## Task
Take the listing and print it in full, exactly as given.

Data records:
** Start **

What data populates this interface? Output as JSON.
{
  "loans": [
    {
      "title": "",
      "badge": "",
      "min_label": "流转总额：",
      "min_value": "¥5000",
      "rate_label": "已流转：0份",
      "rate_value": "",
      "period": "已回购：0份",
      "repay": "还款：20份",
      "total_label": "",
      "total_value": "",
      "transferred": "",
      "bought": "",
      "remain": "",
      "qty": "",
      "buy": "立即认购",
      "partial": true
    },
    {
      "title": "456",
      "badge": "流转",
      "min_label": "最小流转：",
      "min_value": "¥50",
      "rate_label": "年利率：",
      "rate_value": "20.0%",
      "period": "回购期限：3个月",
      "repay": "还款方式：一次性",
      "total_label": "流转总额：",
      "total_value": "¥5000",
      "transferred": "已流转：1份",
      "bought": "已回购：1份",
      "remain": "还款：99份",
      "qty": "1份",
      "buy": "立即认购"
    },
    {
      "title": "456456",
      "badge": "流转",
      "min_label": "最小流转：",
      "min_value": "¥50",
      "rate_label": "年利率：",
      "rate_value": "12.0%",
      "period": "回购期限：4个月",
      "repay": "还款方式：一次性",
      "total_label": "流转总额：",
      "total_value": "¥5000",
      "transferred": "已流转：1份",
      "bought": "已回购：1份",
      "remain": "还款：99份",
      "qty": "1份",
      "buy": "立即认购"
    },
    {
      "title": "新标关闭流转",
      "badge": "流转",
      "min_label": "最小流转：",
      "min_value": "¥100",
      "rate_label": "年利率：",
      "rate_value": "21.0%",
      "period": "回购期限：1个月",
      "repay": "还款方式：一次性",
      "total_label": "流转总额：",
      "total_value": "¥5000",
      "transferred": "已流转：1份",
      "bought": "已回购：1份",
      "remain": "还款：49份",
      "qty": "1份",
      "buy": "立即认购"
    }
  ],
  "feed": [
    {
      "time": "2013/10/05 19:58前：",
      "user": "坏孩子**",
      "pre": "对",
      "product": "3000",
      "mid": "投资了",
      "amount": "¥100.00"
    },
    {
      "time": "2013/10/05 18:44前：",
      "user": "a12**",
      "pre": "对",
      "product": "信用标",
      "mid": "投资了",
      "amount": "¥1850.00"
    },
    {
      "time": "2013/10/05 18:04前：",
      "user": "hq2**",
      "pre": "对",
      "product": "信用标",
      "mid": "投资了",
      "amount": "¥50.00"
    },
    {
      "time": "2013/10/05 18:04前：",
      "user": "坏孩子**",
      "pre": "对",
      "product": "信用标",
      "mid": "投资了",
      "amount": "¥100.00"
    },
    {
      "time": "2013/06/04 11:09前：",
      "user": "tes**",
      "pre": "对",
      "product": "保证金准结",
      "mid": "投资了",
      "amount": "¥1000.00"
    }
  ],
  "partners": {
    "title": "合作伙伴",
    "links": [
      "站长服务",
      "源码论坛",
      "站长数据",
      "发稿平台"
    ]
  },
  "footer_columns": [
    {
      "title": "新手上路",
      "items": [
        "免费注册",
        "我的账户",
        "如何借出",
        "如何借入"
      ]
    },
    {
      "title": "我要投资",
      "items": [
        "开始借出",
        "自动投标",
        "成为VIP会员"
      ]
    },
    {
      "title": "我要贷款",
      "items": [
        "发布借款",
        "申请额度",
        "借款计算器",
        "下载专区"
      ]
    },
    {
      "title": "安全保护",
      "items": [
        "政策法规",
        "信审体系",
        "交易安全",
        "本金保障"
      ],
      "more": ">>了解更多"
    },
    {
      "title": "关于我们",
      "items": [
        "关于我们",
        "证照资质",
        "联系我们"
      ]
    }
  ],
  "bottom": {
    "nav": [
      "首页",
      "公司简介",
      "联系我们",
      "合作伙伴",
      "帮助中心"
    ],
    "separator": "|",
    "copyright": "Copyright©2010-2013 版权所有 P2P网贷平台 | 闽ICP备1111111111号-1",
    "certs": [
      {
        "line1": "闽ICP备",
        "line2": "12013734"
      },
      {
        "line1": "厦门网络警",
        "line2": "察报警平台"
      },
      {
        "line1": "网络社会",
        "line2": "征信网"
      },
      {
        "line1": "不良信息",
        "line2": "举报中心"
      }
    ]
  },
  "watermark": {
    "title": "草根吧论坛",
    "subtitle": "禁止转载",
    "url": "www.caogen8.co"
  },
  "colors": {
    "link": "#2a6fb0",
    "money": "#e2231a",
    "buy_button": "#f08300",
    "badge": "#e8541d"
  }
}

** End **

## Task response
What data populates this interface? Output as JSON.
{
  "loans": [
    {
      "title": "",
      "badge": "",
      "min_label": "流转总额：",
      "min_value": "¥5000",
      "rate_label": "已流转：0份",
      "rate_value": "",
      "period": "已回购：0份",
      "repay": "还款：20份",
      "total_label": "",
      "total_value": "",
      "transferred": "",
      "bought": "",
      "remain": "",
      "qty": "",
      "buy": "立即认购",
      "partial": true
    },
    {
      "title": "456",
      "badge": "流转",
      "min_label": "最小流转：",
      "min_value": "¥50",
      "rate_label": "年利率：",
      "rate_value": "20.0%",
      "period": "回购期限：3个月",
      "repay": "还款方式：一次性",
      "total_label": "流转总额：",
      "total_value": "¥5000",
      "transferred": "已流转：1份",
      "bought": "已回购：1份",
      "remain": "还款：99份",
      "qty": "1份",
      "buy": "立即认购"
    },
    {
      "title": "456456",
      "badge": "流转",
      "min_label": "最小流转：",
      "min_value": "¥50",
      "rate_label": "年利率：",
      "rate_value": "12.0%",
      "period": "回购期限：4个月",
      "repay": "还款方式：一次性",
      "total_label": "流转总额：",
      "total_value": "¥5000",
      "transferred": "已流转：1份",
      "bought": "已回购：1份",
      "remain": "还款：99份",
      "qty": "1份",
      "buy": "立即认购"
    },
    {
      "title": "新标关闭流转",
      "badge": "流转",
      "min_label": "最小流转：",
      "min_value": "¥100",
      "rate_label": "年利率：",
      "rate_value": "21.0%",
      "period": "回购期限：1个月",
      "repay": "还款方式：一次性",
      "total_label": "流转总额：",
      "total_value": "¥5000",
      "transferred": "已流转：1份",
      "bought": "已回购：1份",
      "remain": "还款：49份",
      "qty": "1份",
      "buy": "立即认购"
    }
  ],
  "feed": [
    {
      "time": "2013/10/05 19:58前：",
      "user": "坏孩子**",
      "pre": "对",
      "product": "3000",
      "mid": "投资了",
      "amount": "¥100.00"
    },
    {
      "time": "2013/10/05 18:44前：",
      "user": "a12**",
      "pre": "对",
      "product": "信用标",
      "mid": "投资了",
      "amount": "¥1850.00"
    },
    {
      "time": "2013/10/05 18:04前：",
      "user": "hq2**",
      "pre": "对",
      "product": "信用标",
      "mid": "投资了",
      "amount": "¥50.00"
    },
    {
      "time": "2013/10/05 18:04前：",
      "user": "坏孩子**",
      "pre": "对",
      "product": "信用标",
      "mid": "投资了",
      "amount": "¥100.00"
    },
    {
      "time": "2013/06/04 11:09前：",
      "user": "tes**",
      "pre": "对",
      "product": "保证金准结",
      "mid": "投资了",
      "amount": "¥1000.00"
    }
  ],
  "partners": {
    "title": "合作伙伴",
    "links": [
      "站长服务",
      "源码论坛",
      "站长数据",
      "发稿平台"
    ]
  },
  "footer_columns": [
    {
      "title": "新手上路",
      "items": [
        "免费注册",
        "我的账户",
        "如何借出",
        "如何借入"
      ]
    },
    {
      "title": "我要投资",
      "items": [
        "开始借出",
        "自动投标",
        "成为VIP会员"
      ]
    },
    {
      "title": "我要贷款",
      "items": [
        "发布借款",
        "申请额度",
        "借款计算器",
        "下载专区"
      ]
    },
    {
      "title": "安全保护",
      "items": [
        "政策法规",
        "信审体系",
        "交易安全",
        "本金保障"
      ],
      "more": ">>了解更多"
    },
    {
      "title": "关于我们",
      "items": [
        "关于我们",
        "证照资质",
        "联系我们"
      ]
    }
  ],
  "bottom": {
    "nav": [
      "首页",
      "公司简介",
      "联系我们",
      "合作伙伴",
      "帮助中心"
    ],
    "separator": "|",
    "copyright": "Copyright©2010-2013 版权所有 P2P网贷平台 | 闽ICP备1111111111号-1",
    "certs": [
      {
        "line1": "闽ICP备",
        "line2": "12013734"
      },
      {
        "line1": "厦门网络警",
        "line2": "察报警平台"
      },
      {
        "line1": "网络社会",
        "line2": "征信网"
      },
      {
        "line1": "不良信息",
        "line2": "举报中心"
      }
    ]
  },
  "watermark": {
    "title": "草根吧论坛",
    "subtitle": "禁止转载",
    "url": "www.caogen8.co"
  },
  "colors": {
    "link": "#2a6fb0",
    "money": "#e2231a",
    "buy_button": "#f08300",
    "badge": "#e8541d"
  }
}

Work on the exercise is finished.